## Aim
Locate the string "mild" in the listing below. Copy every line where it is found.

▼▼▼

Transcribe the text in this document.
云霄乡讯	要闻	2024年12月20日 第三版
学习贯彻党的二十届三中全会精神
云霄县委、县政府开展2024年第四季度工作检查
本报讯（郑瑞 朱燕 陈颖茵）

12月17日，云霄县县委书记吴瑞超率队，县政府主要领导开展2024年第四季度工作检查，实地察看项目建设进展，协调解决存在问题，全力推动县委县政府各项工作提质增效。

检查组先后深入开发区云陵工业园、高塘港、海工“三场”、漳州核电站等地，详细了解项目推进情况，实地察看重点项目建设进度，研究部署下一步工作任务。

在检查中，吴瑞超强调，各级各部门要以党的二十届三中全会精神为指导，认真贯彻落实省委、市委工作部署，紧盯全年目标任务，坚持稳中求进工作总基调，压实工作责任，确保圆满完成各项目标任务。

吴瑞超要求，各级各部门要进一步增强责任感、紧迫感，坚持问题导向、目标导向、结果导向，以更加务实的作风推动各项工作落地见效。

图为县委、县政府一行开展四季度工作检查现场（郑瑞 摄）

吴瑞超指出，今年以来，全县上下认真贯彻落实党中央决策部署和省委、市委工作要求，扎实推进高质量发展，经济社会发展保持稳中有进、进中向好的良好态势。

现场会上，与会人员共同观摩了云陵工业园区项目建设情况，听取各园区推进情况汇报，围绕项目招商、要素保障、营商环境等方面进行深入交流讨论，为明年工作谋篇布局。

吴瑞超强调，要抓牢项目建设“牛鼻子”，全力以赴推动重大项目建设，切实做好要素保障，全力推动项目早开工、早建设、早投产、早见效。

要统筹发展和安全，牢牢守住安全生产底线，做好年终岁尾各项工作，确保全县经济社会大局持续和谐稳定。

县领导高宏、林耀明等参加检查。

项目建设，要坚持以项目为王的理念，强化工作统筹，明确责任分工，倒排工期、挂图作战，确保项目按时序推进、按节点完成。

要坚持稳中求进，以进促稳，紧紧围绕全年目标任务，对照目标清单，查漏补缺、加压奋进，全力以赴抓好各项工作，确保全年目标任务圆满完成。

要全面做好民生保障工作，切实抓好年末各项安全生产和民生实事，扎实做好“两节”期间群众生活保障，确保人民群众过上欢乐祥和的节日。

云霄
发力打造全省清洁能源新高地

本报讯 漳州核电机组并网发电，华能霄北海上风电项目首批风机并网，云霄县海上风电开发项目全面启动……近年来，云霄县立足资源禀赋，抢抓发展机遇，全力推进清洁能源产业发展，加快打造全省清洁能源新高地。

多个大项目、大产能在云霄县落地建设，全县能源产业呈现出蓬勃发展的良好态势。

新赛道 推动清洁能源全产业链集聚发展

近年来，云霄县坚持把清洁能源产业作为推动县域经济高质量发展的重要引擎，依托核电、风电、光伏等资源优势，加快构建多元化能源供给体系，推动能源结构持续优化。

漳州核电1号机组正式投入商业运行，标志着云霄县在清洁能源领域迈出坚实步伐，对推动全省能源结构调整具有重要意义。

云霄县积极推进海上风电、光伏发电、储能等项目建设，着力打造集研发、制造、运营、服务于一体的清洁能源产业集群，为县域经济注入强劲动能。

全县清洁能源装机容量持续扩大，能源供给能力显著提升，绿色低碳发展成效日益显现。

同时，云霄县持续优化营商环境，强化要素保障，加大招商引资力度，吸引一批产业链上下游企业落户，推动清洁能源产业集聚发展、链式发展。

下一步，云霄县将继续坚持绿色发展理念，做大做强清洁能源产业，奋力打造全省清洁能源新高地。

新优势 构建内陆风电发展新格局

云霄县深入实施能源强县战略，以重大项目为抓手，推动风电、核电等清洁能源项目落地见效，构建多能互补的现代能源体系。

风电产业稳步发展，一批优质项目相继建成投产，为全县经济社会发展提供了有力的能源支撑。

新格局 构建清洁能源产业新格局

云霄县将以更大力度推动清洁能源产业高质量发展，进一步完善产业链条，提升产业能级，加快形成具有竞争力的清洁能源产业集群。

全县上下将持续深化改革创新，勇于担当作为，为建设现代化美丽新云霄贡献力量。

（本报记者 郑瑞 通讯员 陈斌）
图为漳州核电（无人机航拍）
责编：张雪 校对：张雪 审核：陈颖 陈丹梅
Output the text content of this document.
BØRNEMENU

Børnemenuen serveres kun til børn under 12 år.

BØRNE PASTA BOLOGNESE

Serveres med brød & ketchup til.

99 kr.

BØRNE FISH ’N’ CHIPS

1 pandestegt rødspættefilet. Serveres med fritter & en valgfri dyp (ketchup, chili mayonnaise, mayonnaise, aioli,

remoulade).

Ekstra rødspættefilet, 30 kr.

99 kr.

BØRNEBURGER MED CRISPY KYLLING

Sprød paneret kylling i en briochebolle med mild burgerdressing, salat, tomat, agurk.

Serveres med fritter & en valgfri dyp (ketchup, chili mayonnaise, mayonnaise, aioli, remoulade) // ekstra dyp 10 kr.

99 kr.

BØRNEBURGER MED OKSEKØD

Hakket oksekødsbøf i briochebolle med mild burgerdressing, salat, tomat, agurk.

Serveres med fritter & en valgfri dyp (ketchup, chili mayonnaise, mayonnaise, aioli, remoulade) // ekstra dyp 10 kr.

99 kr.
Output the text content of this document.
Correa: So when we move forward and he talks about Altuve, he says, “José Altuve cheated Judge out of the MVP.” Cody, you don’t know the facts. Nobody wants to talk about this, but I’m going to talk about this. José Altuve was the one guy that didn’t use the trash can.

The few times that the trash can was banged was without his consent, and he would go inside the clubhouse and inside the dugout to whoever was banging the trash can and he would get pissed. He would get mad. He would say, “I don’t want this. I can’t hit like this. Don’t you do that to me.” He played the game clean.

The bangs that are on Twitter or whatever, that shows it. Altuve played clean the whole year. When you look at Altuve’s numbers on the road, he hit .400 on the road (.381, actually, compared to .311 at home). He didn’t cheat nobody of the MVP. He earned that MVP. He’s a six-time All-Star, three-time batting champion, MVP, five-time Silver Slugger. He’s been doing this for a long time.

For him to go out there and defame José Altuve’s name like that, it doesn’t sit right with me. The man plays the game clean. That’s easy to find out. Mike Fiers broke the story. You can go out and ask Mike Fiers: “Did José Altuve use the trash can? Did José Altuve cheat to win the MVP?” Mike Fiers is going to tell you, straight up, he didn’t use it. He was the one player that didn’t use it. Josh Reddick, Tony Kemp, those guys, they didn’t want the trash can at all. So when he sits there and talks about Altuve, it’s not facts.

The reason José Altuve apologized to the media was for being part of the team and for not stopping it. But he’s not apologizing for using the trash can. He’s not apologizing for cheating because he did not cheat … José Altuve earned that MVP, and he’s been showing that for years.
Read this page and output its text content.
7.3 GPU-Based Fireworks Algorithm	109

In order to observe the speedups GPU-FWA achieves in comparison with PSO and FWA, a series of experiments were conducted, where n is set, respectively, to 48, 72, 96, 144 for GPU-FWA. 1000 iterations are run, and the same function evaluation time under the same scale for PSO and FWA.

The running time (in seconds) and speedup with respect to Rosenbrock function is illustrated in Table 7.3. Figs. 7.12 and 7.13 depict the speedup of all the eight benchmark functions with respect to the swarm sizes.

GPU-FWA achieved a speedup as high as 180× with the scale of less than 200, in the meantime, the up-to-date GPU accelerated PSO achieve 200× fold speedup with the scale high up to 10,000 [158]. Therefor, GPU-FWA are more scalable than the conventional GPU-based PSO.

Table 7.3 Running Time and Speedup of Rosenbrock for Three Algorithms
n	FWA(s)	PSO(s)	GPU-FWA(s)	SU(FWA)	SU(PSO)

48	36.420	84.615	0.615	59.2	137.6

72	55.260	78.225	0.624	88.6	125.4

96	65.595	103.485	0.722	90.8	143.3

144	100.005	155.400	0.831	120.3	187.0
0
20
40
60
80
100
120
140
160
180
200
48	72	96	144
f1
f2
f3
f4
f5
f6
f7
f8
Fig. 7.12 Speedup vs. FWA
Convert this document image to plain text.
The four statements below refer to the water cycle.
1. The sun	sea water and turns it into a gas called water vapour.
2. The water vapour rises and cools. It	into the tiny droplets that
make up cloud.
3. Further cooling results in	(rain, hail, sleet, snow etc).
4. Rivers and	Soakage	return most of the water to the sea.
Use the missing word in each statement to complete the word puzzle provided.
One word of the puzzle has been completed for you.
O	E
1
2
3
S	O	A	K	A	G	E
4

▲▲▲

## Complete response
Sprød paneret kylling i en briochebolle med mild burgerdressing, salat, tomat, agurk.
Hakket oksekødsbøf i briochebolle med mild burgerdressing, salat, tomat, agurk.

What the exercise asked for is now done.